• **What to produce**
Pictures aside, quote the whole listing exactly.

• **Data for this exercise**
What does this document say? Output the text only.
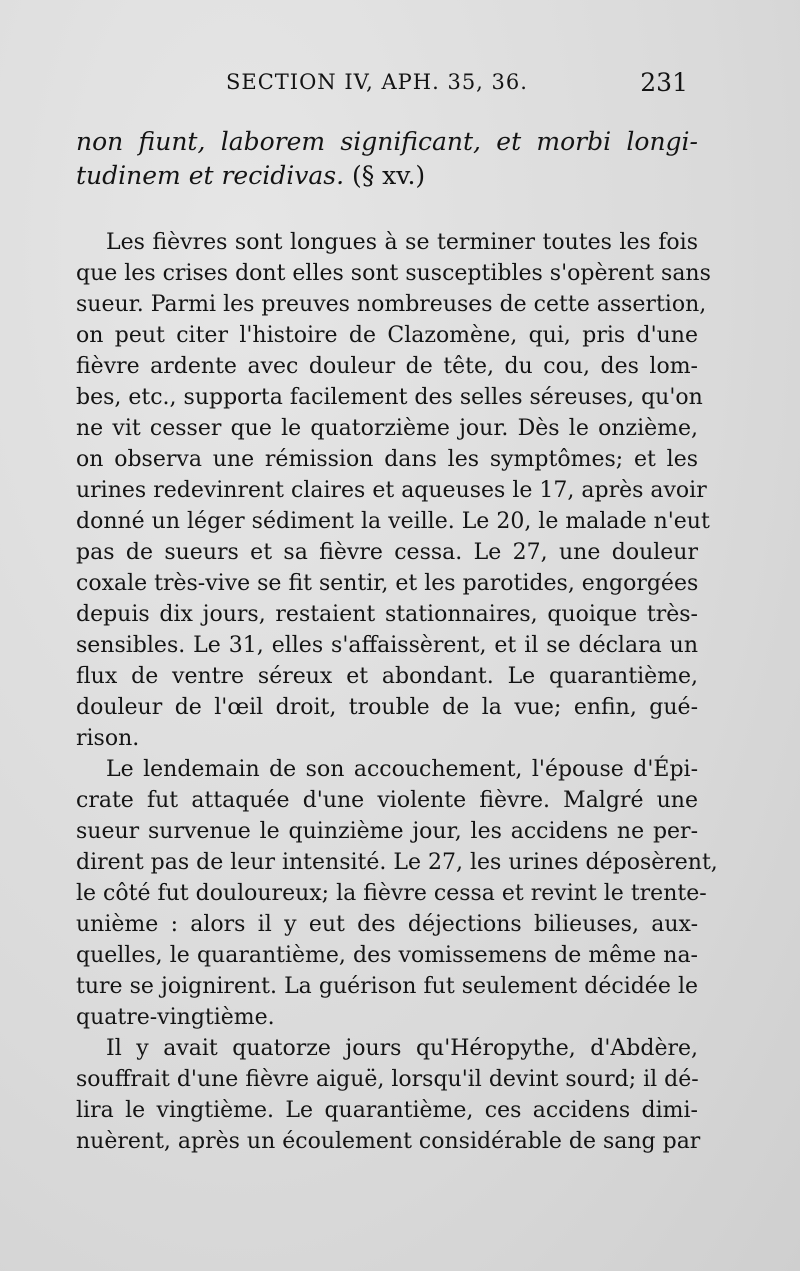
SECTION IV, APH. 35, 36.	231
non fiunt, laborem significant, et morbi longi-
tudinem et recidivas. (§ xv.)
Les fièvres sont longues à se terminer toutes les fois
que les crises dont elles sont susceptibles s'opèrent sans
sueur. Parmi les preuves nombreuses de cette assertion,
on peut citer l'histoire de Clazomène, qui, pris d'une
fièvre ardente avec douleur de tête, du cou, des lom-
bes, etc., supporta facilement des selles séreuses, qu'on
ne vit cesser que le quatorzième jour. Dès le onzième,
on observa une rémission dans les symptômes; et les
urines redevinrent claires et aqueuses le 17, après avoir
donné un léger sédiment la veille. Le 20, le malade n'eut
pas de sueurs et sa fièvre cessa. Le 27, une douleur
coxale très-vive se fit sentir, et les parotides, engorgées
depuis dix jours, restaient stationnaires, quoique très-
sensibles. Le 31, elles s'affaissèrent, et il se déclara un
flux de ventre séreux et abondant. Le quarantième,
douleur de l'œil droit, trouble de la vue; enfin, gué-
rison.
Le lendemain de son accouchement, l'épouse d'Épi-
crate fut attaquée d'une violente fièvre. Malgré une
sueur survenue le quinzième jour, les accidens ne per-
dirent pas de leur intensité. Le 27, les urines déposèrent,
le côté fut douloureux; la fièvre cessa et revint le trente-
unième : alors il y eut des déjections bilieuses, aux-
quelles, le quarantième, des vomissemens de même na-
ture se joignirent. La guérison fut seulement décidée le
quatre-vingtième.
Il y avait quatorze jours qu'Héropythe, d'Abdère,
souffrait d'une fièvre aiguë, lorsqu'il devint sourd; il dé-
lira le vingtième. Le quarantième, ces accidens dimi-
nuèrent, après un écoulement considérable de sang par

• **Reply to the exercise**
What does this document say? Output the text only.
SECTION IV, APH. 35, 36.	231
non fiunt, laborem significant, et morbi longi-
tudinem et recidivas. (§ xv.)
Les fièvres sont longues à se terminer toutes les fois
que les crises dont elles sont susceptibles s'opèrent sans
sueur. Parmi les preuves nombreuses de cette assertion,
on peut citer l'histoire de Clazomène, qui, pris d'une
fièvre ardente avec douleur de tête, du cou, des lom-
bes, etc., supporta facilement des selles séreuses, qu'on
ne vit cesser que le quatorzième jour. Dès le onzième,
on observa une rémission dans les symptômes; et les
urines redevinrent claires et aqueuses le 17, après avoir
donné un léger sédiment la veille. Le 20, le malade n'eut
pas de sueurs et sa fièvre cessa. Le 27, une douleur
coxale très-vive se fit sentir, et les parotides, engorgées
depuis dix jours, restaient stationnaires, quoique très-
sensibles. Le 31, elles s'affaissèrent, et il se déclara un
flux de ventre séreux et abondant. Le quarantième,
douleur de l'œil droit, trouble de la vue; enfin, gué-
rison.
Le lendemain de son accouchement, l'épouse d'Épi-
crate fut attaquée d'une violente fièvre. Malgré une
sueur survenue le quinzième jour, les accidens ne per-
dirent pas de leur intensité. Le 27, les urines déposèrent,
le côté fut douloureux; la fièvre cessa et revint le trente-
unième : alors il y eut des déjections bilieuses, aux-
quelles, le quarantième, des vomissemens de même na-
ture se joignirent. La guérison fut seulement décidée le
quatre-vingtième.
Il y avait quatorze jours qu'Héropythe, d'Abdère,
souffrait d'une fièvre aiguë, lorsqu'il devint sourd; il dé-
lira le vingtième. Le quarantième, ces accidens dimi-
nuèrent, après un écoulement considérable de sang par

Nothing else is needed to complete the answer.